Set the entries down once more, exactly as they are worded.

(Page transcription records)
*** Block opens ***

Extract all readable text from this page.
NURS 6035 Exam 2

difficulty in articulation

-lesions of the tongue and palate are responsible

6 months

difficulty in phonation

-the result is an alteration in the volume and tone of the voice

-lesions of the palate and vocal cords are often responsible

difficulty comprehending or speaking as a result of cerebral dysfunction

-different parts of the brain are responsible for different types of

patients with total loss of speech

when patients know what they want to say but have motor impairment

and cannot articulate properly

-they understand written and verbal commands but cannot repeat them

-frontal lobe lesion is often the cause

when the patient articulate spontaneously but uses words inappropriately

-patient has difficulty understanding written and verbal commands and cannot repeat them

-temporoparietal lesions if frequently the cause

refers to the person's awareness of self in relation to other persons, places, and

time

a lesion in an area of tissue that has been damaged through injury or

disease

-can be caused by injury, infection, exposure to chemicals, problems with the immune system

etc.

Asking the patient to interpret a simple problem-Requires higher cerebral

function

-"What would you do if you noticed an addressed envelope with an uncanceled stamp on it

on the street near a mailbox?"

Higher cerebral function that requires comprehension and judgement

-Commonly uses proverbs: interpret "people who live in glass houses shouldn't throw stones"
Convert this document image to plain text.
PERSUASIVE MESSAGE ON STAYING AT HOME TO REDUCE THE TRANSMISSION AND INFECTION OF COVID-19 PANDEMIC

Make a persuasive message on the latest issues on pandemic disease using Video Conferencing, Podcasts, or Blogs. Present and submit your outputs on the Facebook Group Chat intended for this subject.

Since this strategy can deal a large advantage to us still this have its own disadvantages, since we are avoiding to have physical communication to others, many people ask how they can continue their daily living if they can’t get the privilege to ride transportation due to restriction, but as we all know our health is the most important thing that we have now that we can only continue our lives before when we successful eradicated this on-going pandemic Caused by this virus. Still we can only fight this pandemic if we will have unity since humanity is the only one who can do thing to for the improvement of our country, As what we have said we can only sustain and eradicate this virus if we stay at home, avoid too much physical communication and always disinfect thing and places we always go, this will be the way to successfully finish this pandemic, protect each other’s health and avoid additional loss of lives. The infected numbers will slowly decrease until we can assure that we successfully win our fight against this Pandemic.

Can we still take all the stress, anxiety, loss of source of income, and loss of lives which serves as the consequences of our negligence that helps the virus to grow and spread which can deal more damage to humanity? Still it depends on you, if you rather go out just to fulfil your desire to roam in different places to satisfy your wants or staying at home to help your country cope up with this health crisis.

*** Block closes ***

=== Response to the task ===
Extract all readable text from this page.
NURS 6035 Exam 2

difficulty in articulation

-lesions of the tongue and palate are responsible

6 months

difficulty in phonation

-the result is an alteration in the volume and tone of the voice

-lesions of the palate and vocal cords are often responsible

difficulty comprehending or speaking as a result of cerebral dysfunction

-different parts of the brain are responsible for different types of

patients with total loss of speech

when patients know what they want to say but have motor impairment

and cannot articulate properly

-they understand written and verbal commands but cannot repeat them

-frontal lobe lesion is often the cause

when the patient articulate spontaneously but uses words inappropriately

-patient has difficulty understanding written and verbal commands and cannot repeat them

-temporoparietal lesions if frequently the cause

refers to the person's awareness of self in relation to other persons, places, and

time

a lesion in an area of tissue that has been damaged through injury or

disease

-can be caused by injury, infection, exposure to chemicals, problems with the immune system

etc.

Asking the patient to interpret a simple problem-Requires higher cerebral

function

-"What would you do if you noticed an addressed envelope with an uncanceled stamp on it

on the street near a mailbox?"

Higher cerebral function that requires comprehension and judgement

-Commonly uses proverbs: interpret "people who live in glass houses shouldn't throw stones"
Convert this document image to plain text.
PERSUASIVE MESSAGE ON STAYING AT HOME TO REDUCE THE TRANSMISSION AND INFECTION OF COVID-19 PANDEMIC

Make a persuasive message on the latest issues on pandemic disease using Video Conferencing, Podcasts, or Blogs. Present and submit your outputs on the Facebook Group Chat intended for this subject.

Since this strategy can deal a large advantage to us still this have its own disadvantages, since we are avoiding to have physical communication to others, many people ask how they can continue their daily living if they can’t get the privilege to ride transportation due to restriction, but as we all know our health is the most important thing that we have now that we can only continue our lives before when we successful eradicated this on-going pandemic Caused by this virus. Still we can only fight this pandemic if we will have unity since humanity is the only one who can do thing to for the improvement of our country, As what we have said we can only sustain and eradicate this virus if we stay at home, avoid too much physical communication and always disinfect thing and places we always go, this will be the way to successfully finish this pandemic, protect each other’s health and avoid additional loss of lives. The infected numbers will slowly decrease until we can assure that we successfully win our fight against this Pandemic.

Can we still take all the stress, anxiety, loss of source of income, and loss of lives which serves as the consequences of our negligence that helps the virus to grow and spread which can deal more damage to humanity? Still it depends on you, if you rather go out just to fulfil your desire to roam in different places to satisfy your wants or staying at home to help your country cope up with this health crisis.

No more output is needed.